**Instruction**
Scan the entries below for the word "单位为千瓦". Copy each line that has it.

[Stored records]

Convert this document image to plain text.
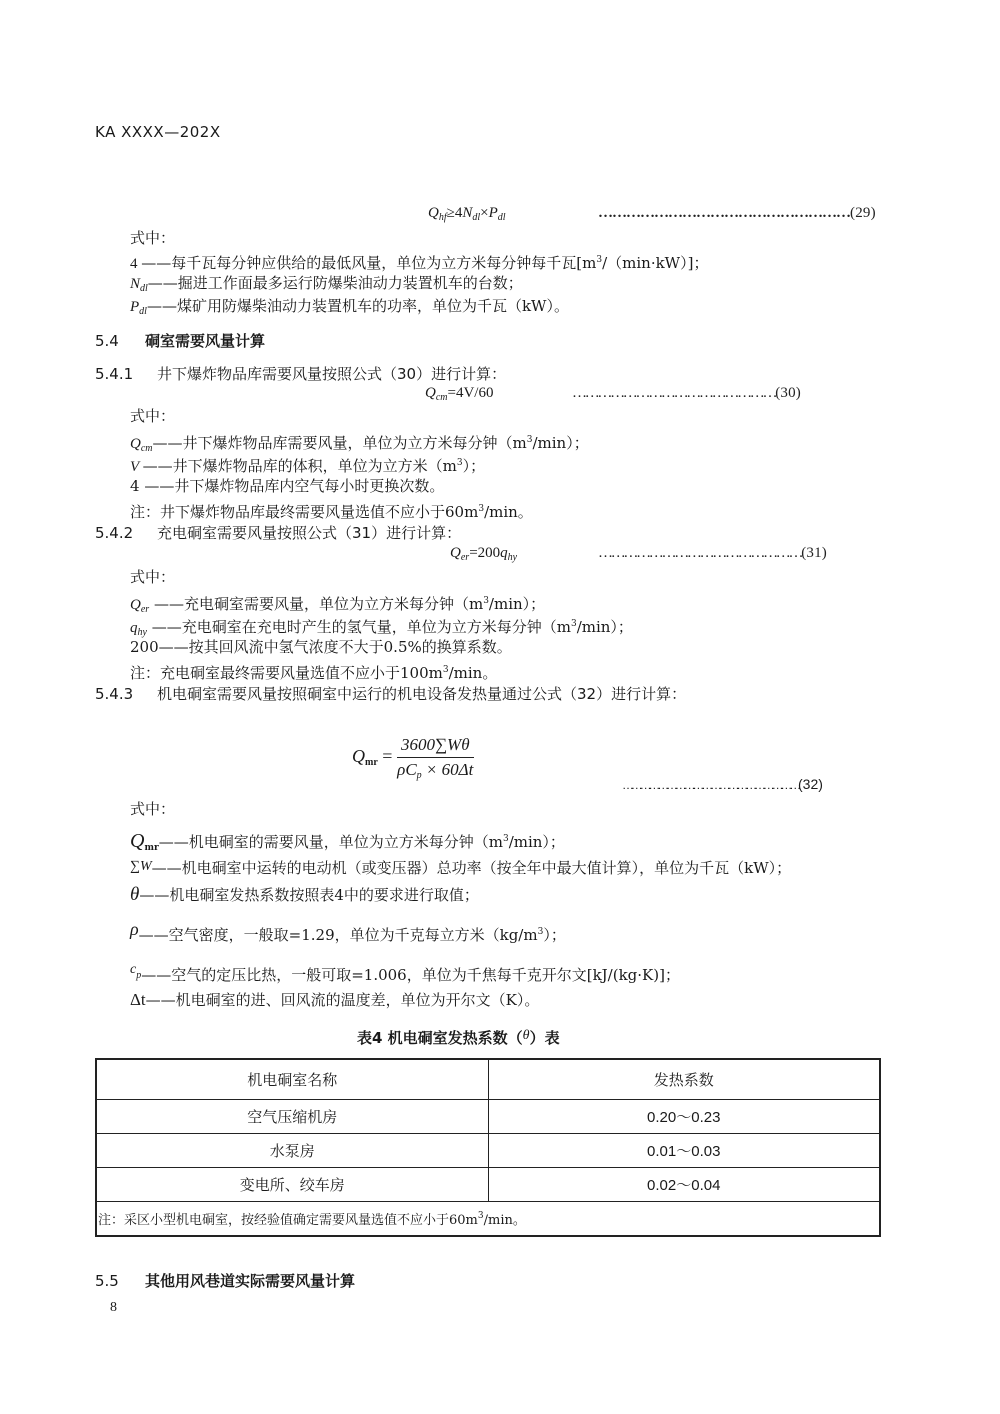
KA XXXX—202X
$Q_{hf}\ge 4N_{dl}\times P_{dl}$	………………………………………………(29)
式中：
4 ——每千瓦每分钟应供给的最低风量，单位为立方米每分钟每千瓦$[m^3/(\min\cdot kW)]$；
$N_{dl}——$掘进工作面最多运行防爆柴油动力装置机车的台数；
$P_{dl}——$煤矿用防爆柴油动力装置机车的功率，单位为千瓦（kW）。
5.4 硐室需要风量计算
5.4.1 井下爆炸物品库需要风量按照公式（30）进行计算：
$Q_{cm}=4V/60$	…………………………………………(30)
式中：
$Q_{cm}——$井下爆炸物品库需要风量，单位为立方米每分钟$(m^3/\min)$；
V ——井下爆炸物品库的体积，单位为立方米$(m^3)$；
4 ——井下爆炸物品库内空气每小时更换次数。
注：井下爆炸物品库最终需要风量选值不应小于$60m^3/\min$。
5.4.2 充电硐室需要风量按照公式（31）进行计算：
$Q_{er}=200q_{hy}$	…………………………………………(31)
式中：
$Q_{er}$ ——充电硐室需要风量，单位为立方米每分钟$(m^3/\min)$；
$q_{hy}$ ——充电硐室在充电时产生的氢气量，单位为立方米每分钟$(m^3/\min)$；
200——按其回风流中氢气浓度不大于0.5%的换算系数。
注：充电硐室最终需要风量选值不应小于$100m^3/\min$。
5.4.3 机电硐室需要风量按照硐室中运行的机电设备发热量通过公式（32）进行计算：
$Q_{mr} = \frac{3600\sum W\theta}{\rho C_p \times 60\Delta t}$
……………………………………………………(32)
式中：
$Q_{mr}——$机电硐室的需要风量，单位为立方米每分钟$(m^3/\min)$；
∑W——机电硐室中运转的电动机（或变压器）总功率（按全年中最大值计算），单位为千瓦（kW）；
θ——机电硐室发热系数按照表4中的要求进行取值；
ρ——空气密度，一般取=1.29，单位为千克每立方米$(kg/m^3)$；
$c_p——$空气的定压比热，一般可取=1.006，单位为千焦每千克开尔文[kJ/(kg·K)]；
Δt——机电硐室的进、回风流的温度差，单位为开尔文（K）。
表4 机电硐室发热系数（θ）表
机电硐室名称	发热系数
空气压缩机房	0.20～0.23
水泵房	0.01～0.03
变电所、绞车房	0.02～0.04
注：采区小型机电硐室，按经验值确定需要风量选值不应小于$60m^3/\min$。	
5.5 其他用风巷道实际需要风量计算
8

**Full response**
$P_{dl}——$煤矿用防爆柴油动力装置机车的功率，单位为千瓦（kW）。
∑W——机电硐室中运转的电动机（或变压器）总功率（按全年中最大值计算），单位为千瓦（kW）；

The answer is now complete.